Extract each line of the records below that contains the word "this".

* begin Extracted information *

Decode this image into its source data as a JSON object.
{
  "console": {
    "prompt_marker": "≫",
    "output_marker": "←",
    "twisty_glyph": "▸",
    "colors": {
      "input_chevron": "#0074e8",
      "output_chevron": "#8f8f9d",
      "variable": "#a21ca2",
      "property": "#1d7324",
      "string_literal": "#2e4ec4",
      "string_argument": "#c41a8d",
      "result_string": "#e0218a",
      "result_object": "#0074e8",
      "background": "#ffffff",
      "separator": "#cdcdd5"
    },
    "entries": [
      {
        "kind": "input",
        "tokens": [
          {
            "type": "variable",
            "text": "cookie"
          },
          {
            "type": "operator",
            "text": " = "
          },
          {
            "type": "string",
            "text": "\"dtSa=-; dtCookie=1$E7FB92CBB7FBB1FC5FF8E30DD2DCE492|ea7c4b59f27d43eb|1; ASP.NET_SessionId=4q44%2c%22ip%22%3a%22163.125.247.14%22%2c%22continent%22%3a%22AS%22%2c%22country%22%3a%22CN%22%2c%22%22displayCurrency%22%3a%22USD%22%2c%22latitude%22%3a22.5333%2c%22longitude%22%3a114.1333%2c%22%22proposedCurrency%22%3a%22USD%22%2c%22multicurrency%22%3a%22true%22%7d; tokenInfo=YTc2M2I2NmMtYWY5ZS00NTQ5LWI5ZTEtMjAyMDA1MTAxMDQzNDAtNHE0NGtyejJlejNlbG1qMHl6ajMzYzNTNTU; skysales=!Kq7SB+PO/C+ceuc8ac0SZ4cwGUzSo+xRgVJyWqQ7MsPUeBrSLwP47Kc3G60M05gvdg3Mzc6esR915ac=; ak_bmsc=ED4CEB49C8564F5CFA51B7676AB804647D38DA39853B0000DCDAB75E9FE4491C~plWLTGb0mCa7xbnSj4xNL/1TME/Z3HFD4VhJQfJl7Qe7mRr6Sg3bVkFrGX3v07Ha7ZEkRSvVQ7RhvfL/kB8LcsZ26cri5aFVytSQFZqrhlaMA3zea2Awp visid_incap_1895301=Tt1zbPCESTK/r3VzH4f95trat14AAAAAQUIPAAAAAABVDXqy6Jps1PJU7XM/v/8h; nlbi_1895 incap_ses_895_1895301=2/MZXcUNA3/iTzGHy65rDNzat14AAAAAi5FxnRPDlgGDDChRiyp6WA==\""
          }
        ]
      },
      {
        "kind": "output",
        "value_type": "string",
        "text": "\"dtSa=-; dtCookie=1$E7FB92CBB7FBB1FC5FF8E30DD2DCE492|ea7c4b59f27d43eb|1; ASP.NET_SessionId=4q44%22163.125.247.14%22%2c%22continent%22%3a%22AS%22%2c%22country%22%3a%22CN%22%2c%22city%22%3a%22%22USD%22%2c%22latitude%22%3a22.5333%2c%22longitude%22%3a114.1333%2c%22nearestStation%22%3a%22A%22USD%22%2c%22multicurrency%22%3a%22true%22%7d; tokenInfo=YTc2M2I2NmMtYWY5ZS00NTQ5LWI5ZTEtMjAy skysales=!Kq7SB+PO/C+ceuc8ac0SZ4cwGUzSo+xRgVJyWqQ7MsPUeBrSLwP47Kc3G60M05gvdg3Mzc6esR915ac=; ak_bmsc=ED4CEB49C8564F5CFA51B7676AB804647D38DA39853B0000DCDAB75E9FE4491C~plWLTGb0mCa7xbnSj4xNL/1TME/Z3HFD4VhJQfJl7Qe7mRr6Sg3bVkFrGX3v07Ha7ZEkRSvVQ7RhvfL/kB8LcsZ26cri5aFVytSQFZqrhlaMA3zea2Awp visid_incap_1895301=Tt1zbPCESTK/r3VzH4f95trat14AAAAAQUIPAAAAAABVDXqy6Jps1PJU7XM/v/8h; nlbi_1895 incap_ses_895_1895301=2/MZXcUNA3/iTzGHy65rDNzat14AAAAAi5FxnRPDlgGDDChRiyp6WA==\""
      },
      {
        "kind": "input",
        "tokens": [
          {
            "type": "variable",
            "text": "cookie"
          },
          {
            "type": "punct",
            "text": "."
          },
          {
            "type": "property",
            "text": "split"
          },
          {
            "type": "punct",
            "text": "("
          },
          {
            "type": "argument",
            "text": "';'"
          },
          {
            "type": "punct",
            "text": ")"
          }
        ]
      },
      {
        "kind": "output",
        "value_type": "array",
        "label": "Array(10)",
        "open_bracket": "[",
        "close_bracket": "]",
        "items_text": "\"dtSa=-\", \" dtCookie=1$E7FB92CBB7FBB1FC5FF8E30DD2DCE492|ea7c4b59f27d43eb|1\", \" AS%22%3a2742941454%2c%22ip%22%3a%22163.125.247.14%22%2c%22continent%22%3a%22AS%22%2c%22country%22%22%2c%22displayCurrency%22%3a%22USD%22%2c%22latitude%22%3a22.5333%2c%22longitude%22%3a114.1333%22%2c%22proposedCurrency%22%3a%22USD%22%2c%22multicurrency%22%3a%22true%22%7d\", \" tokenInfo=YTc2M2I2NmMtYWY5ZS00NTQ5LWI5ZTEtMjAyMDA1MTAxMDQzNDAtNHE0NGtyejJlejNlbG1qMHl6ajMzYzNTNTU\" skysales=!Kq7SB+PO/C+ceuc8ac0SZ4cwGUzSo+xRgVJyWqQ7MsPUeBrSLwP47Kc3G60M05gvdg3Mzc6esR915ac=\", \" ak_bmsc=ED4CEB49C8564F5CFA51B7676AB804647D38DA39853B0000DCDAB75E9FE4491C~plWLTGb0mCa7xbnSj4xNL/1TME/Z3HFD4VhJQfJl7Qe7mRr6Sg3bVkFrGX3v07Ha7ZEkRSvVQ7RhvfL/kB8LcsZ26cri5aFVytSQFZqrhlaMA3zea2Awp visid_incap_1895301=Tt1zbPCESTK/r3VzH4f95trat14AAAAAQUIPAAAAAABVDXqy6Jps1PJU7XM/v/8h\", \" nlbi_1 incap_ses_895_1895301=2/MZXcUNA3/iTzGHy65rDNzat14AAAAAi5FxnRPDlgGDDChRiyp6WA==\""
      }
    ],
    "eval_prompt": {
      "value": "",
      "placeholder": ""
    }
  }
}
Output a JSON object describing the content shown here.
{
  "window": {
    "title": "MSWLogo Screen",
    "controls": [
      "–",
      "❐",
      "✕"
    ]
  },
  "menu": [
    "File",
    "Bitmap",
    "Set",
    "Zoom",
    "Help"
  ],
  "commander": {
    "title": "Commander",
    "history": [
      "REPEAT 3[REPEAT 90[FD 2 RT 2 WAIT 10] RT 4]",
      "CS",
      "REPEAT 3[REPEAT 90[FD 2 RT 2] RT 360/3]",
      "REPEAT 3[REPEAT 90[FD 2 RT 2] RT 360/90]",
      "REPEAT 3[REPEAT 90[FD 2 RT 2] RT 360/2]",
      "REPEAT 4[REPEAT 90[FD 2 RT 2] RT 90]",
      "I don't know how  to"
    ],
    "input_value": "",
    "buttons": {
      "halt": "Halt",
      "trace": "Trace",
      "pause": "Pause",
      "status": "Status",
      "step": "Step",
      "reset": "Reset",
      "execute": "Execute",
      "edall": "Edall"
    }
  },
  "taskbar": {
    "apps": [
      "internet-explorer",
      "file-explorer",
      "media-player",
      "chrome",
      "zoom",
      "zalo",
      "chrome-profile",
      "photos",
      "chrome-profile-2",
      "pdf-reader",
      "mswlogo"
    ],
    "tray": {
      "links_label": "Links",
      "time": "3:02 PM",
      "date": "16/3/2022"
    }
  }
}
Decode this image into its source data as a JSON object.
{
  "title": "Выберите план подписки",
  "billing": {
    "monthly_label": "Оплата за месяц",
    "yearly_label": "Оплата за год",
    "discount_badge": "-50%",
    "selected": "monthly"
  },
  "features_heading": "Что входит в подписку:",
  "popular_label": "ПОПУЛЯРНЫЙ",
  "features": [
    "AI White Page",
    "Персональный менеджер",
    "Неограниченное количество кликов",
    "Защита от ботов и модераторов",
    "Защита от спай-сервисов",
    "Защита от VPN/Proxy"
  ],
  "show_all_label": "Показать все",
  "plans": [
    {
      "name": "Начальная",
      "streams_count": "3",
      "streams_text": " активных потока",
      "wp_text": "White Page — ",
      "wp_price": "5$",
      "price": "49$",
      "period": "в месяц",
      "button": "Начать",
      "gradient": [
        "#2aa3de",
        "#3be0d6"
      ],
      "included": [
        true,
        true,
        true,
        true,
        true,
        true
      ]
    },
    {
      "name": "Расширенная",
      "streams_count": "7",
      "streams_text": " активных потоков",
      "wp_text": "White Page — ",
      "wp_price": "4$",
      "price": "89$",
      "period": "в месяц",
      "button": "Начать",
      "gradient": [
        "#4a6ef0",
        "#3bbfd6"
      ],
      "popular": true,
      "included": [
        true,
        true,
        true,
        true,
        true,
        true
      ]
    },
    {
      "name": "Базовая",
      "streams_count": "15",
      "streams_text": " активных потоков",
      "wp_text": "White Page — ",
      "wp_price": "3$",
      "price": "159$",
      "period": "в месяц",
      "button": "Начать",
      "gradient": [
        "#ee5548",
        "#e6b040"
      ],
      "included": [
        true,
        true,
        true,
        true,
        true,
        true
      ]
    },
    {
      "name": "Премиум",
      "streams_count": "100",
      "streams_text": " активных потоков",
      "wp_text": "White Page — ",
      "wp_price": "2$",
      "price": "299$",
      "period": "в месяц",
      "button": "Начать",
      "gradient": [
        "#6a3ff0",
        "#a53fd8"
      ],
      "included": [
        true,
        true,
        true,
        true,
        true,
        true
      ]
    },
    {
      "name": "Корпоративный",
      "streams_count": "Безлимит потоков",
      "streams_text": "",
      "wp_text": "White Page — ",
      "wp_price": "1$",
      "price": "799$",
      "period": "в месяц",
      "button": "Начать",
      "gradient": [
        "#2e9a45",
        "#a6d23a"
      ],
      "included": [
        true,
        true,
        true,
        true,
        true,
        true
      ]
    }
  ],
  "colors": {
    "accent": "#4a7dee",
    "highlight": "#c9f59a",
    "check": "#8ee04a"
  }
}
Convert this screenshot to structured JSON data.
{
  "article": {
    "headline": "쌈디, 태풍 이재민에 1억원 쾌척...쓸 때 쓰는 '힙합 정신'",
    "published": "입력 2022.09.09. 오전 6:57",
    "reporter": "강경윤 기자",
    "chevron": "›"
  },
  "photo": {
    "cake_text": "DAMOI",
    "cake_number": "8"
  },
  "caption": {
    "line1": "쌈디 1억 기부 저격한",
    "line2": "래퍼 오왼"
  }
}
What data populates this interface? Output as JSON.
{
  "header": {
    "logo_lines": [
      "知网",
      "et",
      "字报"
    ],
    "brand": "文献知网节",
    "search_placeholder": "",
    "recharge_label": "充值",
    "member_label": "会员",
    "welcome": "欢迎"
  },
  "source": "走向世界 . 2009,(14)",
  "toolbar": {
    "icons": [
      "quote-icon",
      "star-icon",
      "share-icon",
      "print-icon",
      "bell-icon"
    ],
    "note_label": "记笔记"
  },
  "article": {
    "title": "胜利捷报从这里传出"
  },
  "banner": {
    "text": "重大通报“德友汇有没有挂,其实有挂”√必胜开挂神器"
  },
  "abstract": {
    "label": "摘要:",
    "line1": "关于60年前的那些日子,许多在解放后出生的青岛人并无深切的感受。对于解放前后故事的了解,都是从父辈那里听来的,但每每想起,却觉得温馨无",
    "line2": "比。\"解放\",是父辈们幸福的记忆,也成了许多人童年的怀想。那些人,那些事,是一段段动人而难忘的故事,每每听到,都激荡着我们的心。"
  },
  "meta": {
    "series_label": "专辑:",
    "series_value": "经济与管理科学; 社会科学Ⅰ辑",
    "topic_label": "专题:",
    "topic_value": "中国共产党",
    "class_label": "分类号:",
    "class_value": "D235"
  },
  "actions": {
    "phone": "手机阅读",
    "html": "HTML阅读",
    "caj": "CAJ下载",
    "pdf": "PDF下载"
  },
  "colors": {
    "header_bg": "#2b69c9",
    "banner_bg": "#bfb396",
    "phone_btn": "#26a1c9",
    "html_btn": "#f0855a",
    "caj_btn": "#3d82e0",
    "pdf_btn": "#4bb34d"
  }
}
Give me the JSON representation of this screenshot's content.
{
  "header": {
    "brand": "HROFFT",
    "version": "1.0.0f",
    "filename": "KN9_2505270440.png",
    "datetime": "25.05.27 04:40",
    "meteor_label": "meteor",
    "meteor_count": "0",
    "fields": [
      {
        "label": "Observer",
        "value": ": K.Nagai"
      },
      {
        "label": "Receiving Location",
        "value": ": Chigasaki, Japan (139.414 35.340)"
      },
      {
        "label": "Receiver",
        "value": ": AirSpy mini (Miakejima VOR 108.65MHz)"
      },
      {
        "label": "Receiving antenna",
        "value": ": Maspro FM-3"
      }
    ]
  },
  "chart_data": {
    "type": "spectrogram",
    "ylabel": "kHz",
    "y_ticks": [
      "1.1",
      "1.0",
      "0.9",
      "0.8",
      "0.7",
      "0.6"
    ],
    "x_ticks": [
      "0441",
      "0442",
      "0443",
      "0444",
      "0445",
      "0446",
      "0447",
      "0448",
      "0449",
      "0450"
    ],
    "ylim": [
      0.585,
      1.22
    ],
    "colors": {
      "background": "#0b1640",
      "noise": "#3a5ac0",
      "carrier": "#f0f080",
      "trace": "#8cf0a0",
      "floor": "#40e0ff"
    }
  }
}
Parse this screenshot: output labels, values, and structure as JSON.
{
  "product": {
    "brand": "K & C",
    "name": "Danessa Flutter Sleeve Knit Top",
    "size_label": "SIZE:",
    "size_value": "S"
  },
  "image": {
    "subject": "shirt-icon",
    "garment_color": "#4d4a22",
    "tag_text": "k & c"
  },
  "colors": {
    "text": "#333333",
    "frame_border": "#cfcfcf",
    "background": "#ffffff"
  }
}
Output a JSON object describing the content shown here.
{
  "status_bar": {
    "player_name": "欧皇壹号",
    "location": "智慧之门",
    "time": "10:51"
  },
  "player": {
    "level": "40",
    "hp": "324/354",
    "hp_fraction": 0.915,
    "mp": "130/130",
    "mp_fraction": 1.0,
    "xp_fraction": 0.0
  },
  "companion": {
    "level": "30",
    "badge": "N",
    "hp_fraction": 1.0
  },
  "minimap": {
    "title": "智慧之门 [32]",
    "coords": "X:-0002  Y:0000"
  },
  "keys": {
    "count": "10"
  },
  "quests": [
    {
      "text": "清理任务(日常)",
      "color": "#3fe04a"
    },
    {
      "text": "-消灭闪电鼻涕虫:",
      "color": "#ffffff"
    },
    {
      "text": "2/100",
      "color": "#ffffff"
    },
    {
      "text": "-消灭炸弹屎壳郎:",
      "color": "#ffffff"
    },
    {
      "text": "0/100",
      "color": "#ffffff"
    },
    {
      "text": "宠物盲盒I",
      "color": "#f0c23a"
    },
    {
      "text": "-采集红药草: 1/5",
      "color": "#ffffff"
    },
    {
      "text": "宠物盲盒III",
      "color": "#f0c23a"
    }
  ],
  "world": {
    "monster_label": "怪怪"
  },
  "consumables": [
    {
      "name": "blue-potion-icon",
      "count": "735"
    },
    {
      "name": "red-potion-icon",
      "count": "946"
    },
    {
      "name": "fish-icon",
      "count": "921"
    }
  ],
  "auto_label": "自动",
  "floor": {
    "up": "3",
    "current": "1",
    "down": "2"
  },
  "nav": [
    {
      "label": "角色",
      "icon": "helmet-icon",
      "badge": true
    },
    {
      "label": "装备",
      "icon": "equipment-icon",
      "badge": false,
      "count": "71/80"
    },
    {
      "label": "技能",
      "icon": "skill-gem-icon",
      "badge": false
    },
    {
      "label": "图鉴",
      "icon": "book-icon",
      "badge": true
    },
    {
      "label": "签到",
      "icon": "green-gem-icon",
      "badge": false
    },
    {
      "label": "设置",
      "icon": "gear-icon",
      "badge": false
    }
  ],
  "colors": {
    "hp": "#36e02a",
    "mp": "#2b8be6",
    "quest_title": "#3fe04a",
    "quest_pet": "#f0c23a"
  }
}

* end Extracted information *

◆ Task response
Decode this image into its source data as a JSON object.
Decode this image into its source data as a JSON object.
Convert this screenshot to structured JSON data.
What data populates this interface? Output as JSON.
Give me the JSON representation of this screenshot's content.
Parse this screenshot: output labels, values, and structure as JSON.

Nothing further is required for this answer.